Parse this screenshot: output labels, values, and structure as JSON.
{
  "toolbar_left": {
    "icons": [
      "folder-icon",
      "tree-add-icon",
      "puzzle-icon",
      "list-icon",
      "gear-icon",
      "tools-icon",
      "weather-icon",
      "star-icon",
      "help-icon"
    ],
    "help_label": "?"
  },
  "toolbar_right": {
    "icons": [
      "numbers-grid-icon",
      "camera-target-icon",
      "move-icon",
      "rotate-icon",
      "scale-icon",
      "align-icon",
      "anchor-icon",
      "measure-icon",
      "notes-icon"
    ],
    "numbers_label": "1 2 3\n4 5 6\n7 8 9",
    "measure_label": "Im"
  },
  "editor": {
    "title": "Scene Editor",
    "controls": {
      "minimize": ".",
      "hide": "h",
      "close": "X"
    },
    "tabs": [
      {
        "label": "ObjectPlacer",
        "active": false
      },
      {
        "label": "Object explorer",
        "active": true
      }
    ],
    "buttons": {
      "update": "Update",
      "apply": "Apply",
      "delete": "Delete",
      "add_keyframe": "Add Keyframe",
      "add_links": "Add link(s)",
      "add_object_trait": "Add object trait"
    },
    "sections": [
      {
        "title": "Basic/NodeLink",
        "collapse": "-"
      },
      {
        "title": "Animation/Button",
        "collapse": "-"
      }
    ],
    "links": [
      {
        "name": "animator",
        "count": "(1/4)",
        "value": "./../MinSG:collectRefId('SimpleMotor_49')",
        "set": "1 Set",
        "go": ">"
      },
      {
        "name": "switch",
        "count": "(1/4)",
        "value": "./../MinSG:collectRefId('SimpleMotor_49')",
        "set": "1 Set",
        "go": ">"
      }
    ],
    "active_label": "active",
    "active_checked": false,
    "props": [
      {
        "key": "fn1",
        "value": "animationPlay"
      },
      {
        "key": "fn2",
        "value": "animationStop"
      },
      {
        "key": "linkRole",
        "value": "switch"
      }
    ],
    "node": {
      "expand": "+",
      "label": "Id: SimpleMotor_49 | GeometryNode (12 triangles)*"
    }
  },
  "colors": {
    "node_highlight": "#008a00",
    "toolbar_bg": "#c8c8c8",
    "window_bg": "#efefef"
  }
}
☆ ☆ ☆ ☆
What you are asked to do:
Please reproduce every line of the material word for word.

Solution:
Parse this screenshot: output labels, values, and structure as JSON.
{
  "toolbar_left": {
    "icons": [
      "folder-icon",
      "tree-add-icon",
      "puzzle-icon",
      "list-icon",
      "gear-icon",
      "tools-icon",
      "weather-icon",
      "star-icon",
      "help-icon"
    ],
    "help_label": "?"
  },
  "toolbar_right": {
    "icons": [
      "numbers-grid-icon",
      "camera-target-icon",
      "move-icon",
      "rotate-icon",
      "scale-icon",
      "align-icon",
      "anchor-icon",
      "measure-icon",
      "notes-icon"
    ],
    "numbers_label": "1 2 3\n4 5 6\n7 8 9",
    "measure_label": "Im"
  },
  "editor": {
    "title": "Scene Editor",
    "controls": {
      "minimize": ".",
      "hide": "h",
      "close": "X"
    },
    "tabs": [
      {
        "label": "ObjectPlacer",
        "active": false
      },
      {
        "label": "Object explorer",
        "active": true
      }
    ],
    "buttons": {
      "update": "Update",
      "apply": "Apply",
      "delete": "Delete",
      "add_keyframe": "Add Keyframe",
      "add_links": "Add link(s)",
      "add_object_trait": "Add object trait"
    },
    "sections": [
      {
        "title": "Basic/NodeLink",
        "collapse": "-"
      },
      {
        "title": "Animation/Button",
        "collapse": "-"
      }
    ],
    "links": [
      {
        "name": "animator",
        "count": "(1/4)",
        "value": "./../MinSG:collectRefId('SimpleMotor_49')",
        "set": "1 Set",
        "go": ">"
      },
      {
        "name": "switch",
        "count": "(1/4)",
        "value": "./../MinSG:collectRefId('SimpleMotor_49')",
        "set": "1 Set",
        "go": ">"
      }
    ],
    "active_label": "active",
    "active_checked": false,
    "props": [
      {
        "key": "fn1",
        "value": "animationPlay"
      },
      {
        "key": "fn2",
        "value": "animationStop"
      },
      {
        "key": "linkRole",
        "value": "switch"
      }
    ],
    "node": {
      "expand": "+",
      "label": "Id: SimpleMotor_49 | GeometryNode (12 triangles)*"
    }
  },
  "colors": {
    "node_highlight": "#008a00",
    "toolbar_bg": "#c8c8c8",
    "window_bg": "#efefef"
  }
}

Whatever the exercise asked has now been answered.